#### [What this task involves]
Reproduce all the entries exactly.

#### [Record list]
---+---

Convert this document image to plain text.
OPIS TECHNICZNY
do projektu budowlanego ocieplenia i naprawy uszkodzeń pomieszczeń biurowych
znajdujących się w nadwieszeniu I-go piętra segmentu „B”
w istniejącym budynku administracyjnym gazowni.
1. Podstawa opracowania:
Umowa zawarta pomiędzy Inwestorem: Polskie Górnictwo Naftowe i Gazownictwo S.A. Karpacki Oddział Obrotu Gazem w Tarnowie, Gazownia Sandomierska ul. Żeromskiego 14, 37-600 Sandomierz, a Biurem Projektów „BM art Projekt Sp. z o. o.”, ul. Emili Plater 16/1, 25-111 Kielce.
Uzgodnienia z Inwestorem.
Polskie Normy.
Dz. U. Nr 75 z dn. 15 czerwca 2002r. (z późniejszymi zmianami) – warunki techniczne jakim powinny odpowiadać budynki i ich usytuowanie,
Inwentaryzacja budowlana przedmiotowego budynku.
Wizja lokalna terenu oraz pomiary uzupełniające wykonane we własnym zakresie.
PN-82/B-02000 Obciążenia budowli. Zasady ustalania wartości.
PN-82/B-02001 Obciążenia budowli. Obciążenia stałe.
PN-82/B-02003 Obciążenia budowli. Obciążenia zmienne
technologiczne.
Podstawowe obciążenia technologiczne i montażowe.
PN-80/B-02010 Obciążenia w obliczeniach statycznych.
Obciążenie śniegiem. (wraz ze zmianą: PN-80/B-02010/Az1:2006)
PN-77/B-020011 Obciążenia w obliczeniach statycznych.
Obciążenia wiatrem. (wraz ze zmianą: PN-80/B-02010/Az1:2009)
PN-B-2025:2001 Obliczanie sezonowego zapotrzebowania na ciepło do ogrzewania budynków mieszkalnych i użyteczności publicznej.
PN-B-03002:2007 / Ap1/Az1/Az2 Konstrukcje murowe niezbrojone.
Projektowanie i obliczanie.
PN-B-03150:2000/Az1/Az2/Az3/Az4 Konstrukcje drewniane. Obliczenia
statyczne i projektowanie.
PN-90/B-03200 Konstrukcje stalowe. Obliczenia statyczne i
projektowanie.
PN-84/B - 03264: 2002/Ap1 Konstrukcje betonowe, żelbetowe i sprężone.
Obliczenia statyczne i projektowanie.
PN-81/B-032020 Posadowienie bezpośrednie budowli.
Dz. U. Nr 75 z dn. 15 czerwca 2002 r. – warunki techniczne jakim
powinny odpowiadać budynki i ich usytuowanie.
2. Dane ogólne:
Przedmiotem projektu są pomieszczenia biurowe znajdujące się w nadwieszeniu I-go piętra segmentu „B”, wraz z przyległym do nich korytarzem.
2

---+---

#### [Result below]
Convert this document image to plain text.
OPIS TECHNICZNY
do projektu budowlanego ocieplenia i naprawy uszkodzeń pomieszczeń biurowych
znajdujących się w nadwieszeniu I-go piętra segmentu „B”
w istniejącym budynku administracyjnym gazowni.
1. Podstawa opracowania:
Umowa zawarta pomiędzy Inwestorem: Polskie Górnictwo Naftowe i Gazownictwo S.A. Karpacki Oddział Obrotu Gazem w Tarnowie, Gazownia Sandomierska ul. Żeromskiego 14, 37-600 Sandomierz, a Biurem Projektów „BM art Projekt Sp. z o. o.”, ul. Emili Plater 16/1, 25-111 Kielce.
Uzgodnienia z Inwestorem.
Polskie Normy.
Dz. U. Nr 75 z dn. 15 czerwca 2002r. (z późniejszymi zmianami) – warunki techniczne jakim powinny odpowiadać budynki i ich usytuowanie,
Inwentaryzacja budowlana przedmiotowego budynku.
Wizja lokalna terenu oraz pomiary uzupełniające wykonane we własnym zakresie.
PN-82/B-02000 Obciążenia budowli. Zasady ustalania wartości.
PN-82/B-02001 Obciążenia budowli. Obciążenia stałe.
PN-82/B-02003 Obciążenia budowli. Obciążenia zmienne
technologiczne.
Podstawowe obciążenia technologiczne i montażowe.
PN-80/B-02010 Obciążenia w obliczeniach statycznych.
Obciążenie śniegiem. (wraz ze zmianą: PN-80/B-02010/Az1:2006)
PN-77/B-020011 Obciążenia w obliczeniach statycznych.
Obciążenia wiatrem. (wraz ze zmianą: PN-80/B-02010/Az1:2009)
PN-B-2025:2001 Obliczanie sezonowego zapotrzebowania na ciepło do ogrzewania budynków mieszkalnych i użyteczności publicznej.
PN-B-03002:2007 / Ap1/Az1/Az2 Konstrukcje murowe niezbrojone.
Projektowanie i obliczanie.
PN-B-03150:2000/Az1/Az2/Az3/Az4 Konstrukcje drewniane. Obliczenia
statyczne i projektowanie.
PN-90/B-03200 Konstrukcje stalowe. Obliczenia statyczne i
projektowanie.
PN-84/B - 03264: 2002/Ap1 Konstrukcje betonowe, żelbetowe i sprężone.
Obliczenia statyczne i projektowanie.
PN-81/B-032020 Posadowienie bezpośrednie budowli.
Dz. U. Nr 75 z dn. 15 czerwca 2002 r. – warunki techniczne jakim
powinny odpowiadać budynki i ich usytuowanie.
2. Dane ogólne:
Przedmiotem projektu są pomieszczenia biurowe znajdujące się w nadwieszeniu I-go piętra segmentu „B”, wraz z przyległym do nich korytarzem.
2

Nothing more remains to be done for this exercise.